Task details:
Copy down every line where the string "Собирается" shows up.

>> Begin Data extract

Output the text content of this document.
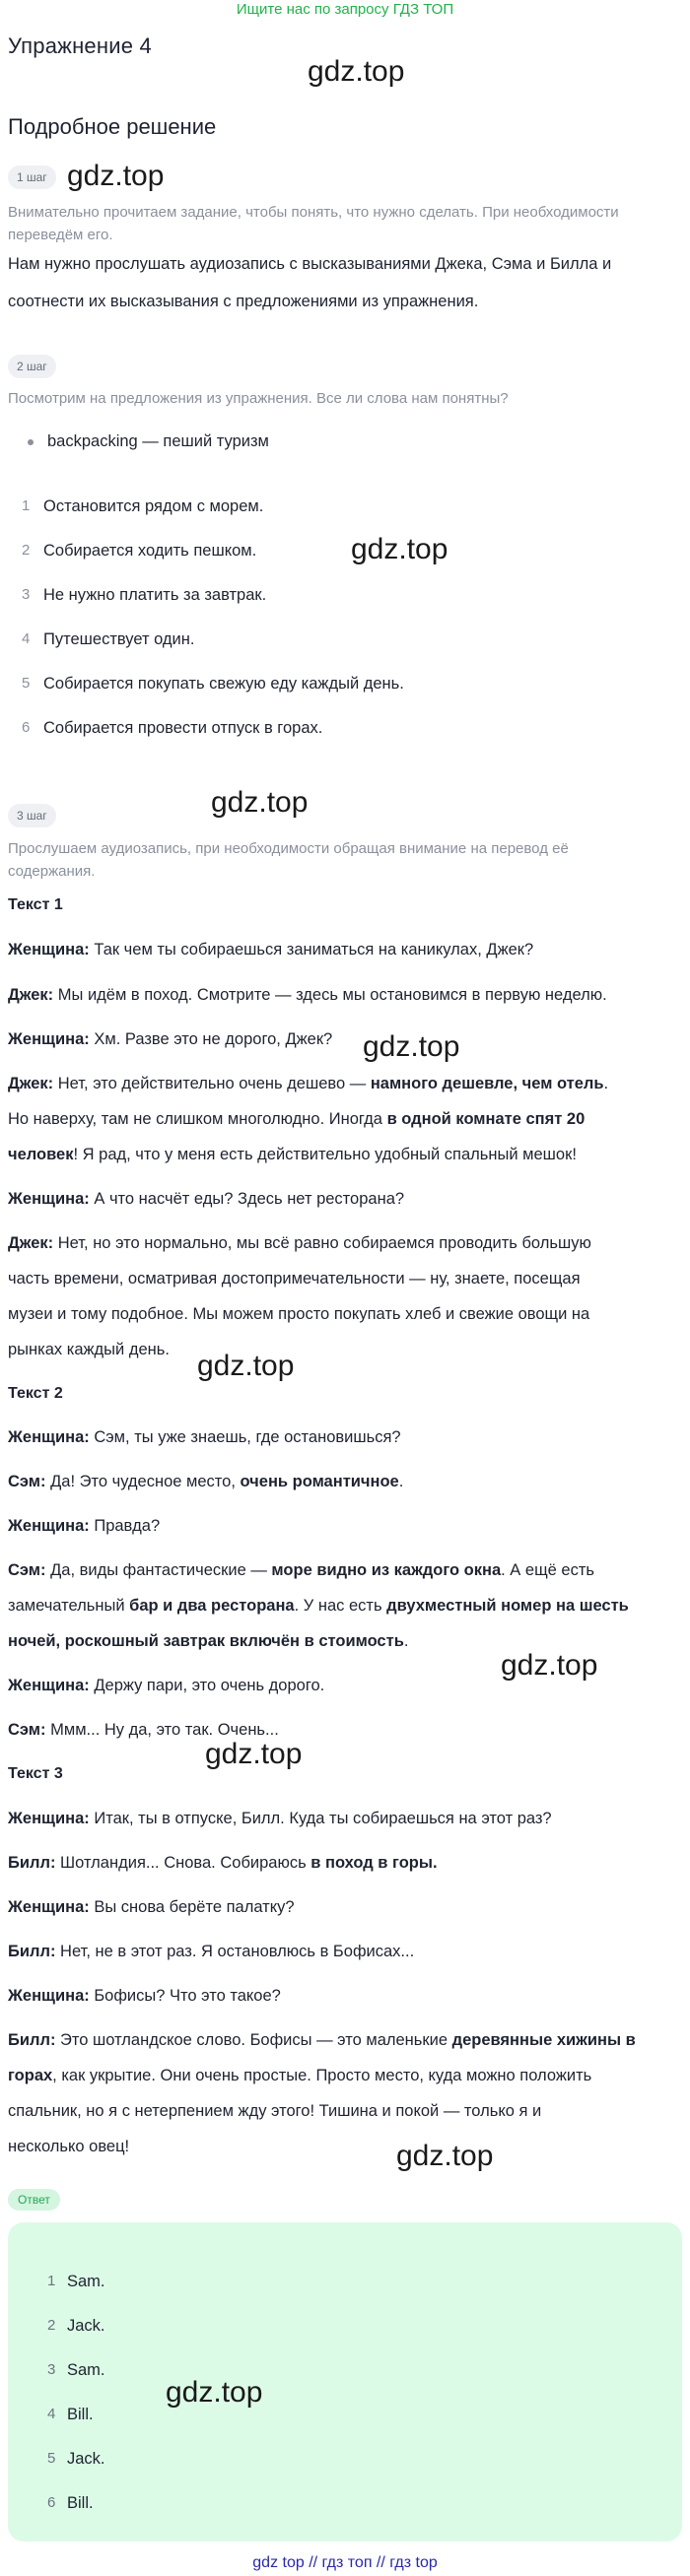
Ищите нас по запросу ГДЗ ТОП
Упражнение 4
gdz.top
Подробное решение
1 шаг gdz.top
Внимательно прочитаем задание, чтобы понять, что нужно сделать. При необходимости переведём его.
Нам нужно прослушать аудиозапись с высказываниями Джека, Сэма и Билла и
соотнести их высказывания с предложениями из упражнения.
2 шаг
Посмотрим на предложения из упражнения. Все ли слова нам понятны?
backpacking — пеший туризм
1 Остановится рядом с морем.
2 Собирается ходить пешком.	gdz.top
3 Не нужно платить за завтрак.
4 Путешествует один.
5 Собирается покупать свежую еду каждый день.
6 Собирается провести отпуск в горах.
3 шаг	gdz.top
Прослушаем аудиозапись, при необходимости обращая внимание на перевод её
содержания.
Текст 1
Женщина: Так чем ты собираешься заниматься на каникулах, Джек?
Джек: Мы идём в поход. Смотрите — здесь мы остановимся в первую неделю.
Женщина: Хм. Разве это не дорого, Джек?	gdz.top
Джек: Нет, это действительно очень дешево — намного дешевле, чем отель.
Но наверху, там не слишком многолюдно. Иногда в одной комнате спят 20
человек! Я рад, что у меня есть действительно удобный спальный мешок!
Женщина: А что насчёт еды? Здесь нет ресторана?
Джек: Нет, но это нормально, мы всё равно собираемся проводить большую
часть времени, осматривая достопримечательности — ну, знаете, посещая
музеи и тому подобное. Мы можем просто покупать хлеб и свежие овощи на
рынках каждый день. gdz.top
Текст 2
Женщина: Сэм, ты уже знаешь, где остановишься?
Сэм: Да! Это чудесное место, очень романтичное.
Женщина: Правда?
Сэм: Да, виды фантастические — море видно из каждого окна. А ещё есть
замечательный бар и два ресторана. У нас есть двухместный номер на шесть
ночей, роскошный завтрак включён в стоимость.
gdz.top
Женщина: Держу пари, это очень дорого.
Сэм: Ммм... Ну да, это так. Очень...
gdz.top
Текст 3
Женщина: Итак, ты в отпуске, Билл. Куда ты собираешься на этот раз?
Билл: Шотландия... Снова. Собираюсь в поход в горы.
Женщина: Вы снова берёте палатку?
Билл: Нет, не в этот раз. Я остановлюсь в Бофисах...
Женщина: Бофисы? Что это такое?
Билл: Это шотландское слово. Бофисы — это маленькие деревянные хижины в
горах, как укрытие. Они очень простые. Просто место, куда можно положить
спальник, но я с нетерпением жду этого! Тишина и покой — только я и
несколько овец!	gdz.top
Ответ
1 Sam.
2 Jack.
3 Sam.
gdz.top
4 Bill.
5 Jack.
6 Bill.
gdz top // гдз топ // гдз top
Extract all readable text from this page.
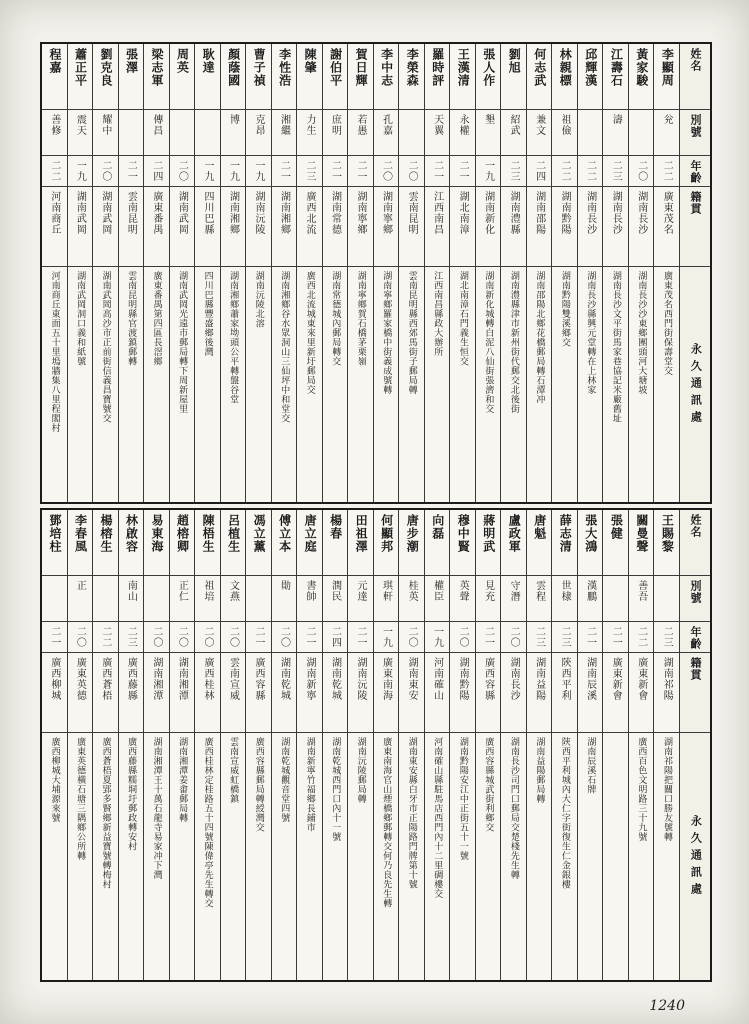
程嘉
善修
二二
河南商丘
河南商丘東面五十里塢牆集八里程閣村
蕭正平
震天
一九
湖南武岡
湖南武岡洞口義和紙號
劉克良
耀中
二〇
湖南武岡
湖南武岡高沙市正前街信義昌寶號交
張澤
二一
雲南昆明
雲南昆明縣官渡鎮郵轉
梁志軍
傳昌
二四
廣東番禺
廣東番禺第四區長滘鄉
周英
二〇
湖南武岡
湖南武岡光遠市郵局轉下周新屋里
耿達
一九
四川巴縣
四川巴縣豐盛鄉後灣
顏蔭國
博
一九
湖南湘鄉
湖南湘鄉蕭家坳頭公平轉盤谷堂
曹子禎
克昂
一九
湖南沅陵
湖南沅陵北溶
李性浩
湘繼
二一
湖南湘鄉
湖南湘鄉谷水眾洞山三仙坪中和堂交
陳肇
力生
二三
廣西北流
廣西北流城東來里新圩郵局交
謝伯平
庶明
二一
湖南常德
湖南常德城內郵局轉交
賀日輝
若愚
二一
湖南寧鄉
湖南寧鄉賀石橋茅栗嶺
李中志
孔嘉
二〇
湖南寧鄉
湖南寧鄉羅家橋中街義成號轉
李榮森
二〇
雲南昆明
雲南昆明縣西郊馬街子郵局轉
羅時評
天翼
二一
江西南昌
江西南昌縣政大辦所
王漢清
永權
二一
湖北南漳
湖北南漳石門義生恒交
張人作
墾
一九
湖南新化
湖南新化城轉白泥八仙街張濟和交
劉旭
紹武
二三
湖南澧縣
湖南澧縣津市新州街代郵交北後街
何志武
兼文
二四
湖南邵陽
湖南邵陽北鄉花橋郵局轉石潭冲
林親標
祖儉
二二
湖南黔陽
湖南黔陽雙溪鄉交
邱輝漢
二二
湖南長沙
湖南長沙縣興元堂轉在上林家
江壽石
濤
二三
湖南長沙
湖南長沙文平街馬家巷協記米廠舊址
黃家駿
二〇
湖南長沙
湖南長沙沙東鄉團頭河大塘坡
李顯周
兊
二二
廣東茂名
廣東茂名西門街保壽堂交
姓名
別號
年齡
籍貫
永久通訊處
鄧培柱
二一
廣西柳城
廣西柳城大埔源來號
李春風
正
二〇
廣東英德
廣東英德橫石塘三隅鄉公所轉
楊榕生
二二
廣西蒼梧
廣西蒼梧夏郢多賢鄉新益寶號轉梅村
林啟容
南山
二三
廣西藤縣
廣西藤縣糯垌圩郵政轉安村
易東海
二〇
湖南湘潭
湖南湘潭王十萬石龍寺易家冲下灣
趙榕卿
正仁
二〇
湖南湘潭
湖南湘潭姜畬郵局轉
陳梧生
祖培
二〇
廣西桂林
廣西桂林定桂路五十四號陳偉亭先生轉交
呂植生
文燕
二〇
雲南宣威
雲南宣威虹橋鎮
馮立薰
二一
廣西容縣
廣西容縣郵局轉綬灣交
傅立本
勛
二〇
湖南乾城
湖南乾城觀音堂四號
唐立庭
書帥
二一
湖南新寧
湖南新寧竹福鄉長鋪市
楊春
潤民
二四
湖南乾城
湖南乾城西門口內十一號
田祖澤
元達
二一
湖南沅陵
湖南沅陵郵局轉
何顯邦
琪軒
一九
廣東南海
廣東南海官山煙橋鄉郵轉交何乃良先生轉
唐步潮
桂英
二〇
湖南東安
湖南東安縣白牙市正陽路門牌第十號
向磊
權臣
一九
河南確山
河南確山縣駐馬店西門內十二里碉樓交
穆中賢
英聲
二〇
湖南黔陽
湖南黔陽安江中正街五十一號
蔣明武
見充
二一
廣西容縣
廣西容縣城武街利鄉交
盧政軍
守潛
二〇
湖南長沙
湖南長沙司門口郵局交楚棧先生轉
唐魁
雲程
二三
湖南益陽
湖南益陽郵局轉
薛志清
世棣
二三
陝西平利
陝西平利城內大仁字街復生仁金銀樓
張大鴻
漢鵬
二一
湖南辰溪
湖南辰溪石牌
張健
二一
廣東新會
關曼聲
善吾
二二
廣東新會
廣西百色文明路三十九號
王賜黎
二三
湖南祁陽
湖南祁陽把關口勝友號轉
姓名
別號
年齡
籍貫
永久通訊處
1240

>> End Data extract
>> Begin Data extract

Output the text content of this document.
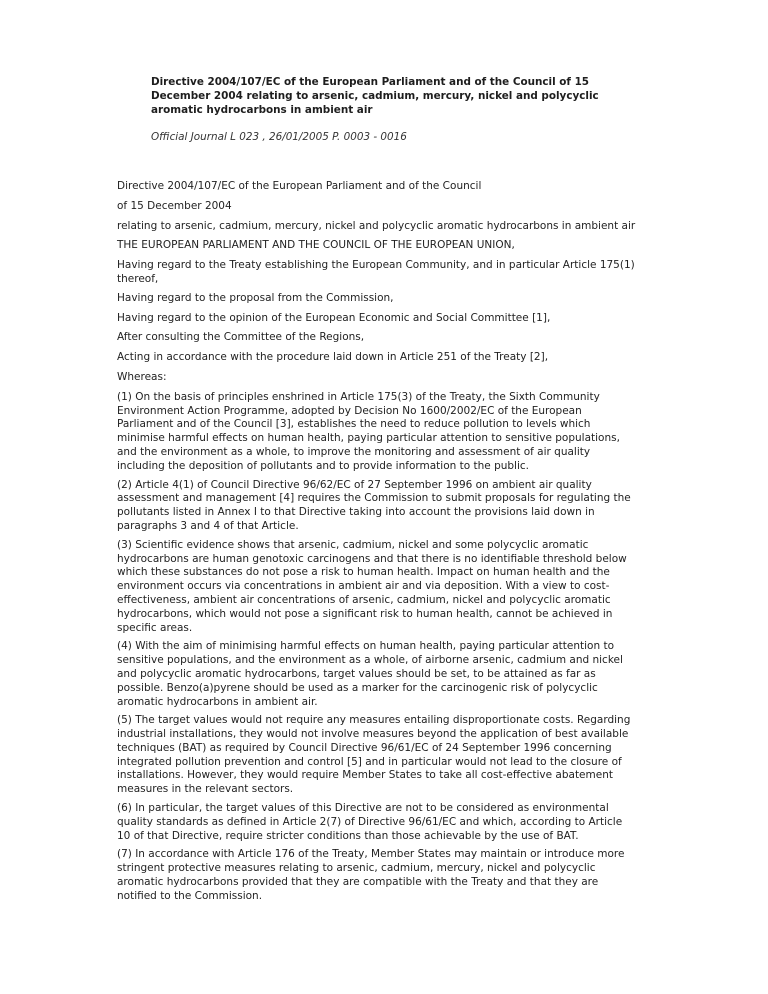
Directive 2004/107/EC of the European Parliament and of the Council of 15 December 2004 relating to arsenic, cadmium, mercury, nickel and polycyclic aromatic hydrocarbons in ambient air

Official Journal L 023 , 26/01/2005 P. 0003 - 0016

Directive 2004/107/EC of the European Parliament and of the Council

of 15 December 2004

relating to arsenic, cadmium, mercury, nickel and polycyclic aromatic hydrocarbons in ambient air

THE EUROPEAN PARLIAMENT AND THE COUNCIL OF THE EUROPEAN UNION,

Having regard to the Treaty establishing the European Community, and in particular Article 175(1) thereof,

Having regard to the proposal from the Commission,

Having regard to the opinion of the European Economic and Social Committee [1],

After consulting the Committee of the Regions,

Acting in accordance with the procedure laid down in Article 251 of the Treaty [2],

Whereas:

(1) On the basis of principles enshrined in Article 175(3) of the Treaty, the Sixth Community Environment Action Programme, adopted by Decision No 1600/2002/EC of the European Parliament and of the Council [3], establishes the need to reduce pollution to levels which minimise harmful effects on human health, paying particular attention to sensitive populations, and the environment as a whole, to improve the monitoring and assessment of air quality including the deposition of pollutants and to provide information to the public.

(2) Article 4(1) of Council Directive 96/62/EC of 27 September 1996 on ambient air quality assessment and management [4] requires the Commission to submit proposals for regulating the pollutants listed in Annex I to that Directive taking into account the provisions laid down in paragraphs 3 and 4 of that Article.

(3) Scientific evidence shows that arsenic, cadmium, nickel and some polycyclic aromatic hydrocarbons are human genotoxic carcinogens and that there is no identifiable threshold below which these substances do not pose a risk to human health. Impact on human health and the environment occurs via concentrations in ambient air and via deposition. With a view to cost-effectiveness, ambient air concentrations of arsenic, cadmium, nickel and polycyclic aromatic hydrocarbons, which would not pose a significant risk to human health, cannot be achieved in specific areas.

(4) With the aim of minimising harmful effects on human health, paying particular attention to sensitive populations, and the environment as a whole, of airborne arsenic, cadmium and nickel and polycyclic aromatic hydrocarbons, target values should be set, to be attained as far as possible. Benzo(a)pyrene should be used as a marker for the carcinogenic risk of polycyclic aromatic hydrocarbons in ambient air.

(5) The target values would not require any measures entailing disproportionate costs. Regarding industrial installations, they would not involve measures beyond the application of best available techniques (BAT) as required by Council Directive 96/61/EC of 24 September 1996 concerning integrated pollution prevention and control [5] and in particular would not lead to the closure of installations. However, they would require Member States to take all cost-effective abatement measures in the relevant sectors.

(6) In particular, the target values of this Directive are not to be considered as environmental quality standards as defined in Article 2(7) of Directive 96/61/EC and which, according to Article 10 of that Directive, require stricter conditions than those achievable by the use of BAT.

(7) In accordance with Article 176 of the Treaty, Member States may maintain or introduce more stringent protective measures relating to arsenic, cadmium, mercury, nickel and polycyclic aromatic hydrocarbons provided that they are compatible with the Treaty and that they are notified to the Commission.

>> End Data extract

The response:
2 Собирается ходить пешком.	gdz.top
5 Собирается покупать свежую еду каждый день.
6 Собирается провести отпуск в горах.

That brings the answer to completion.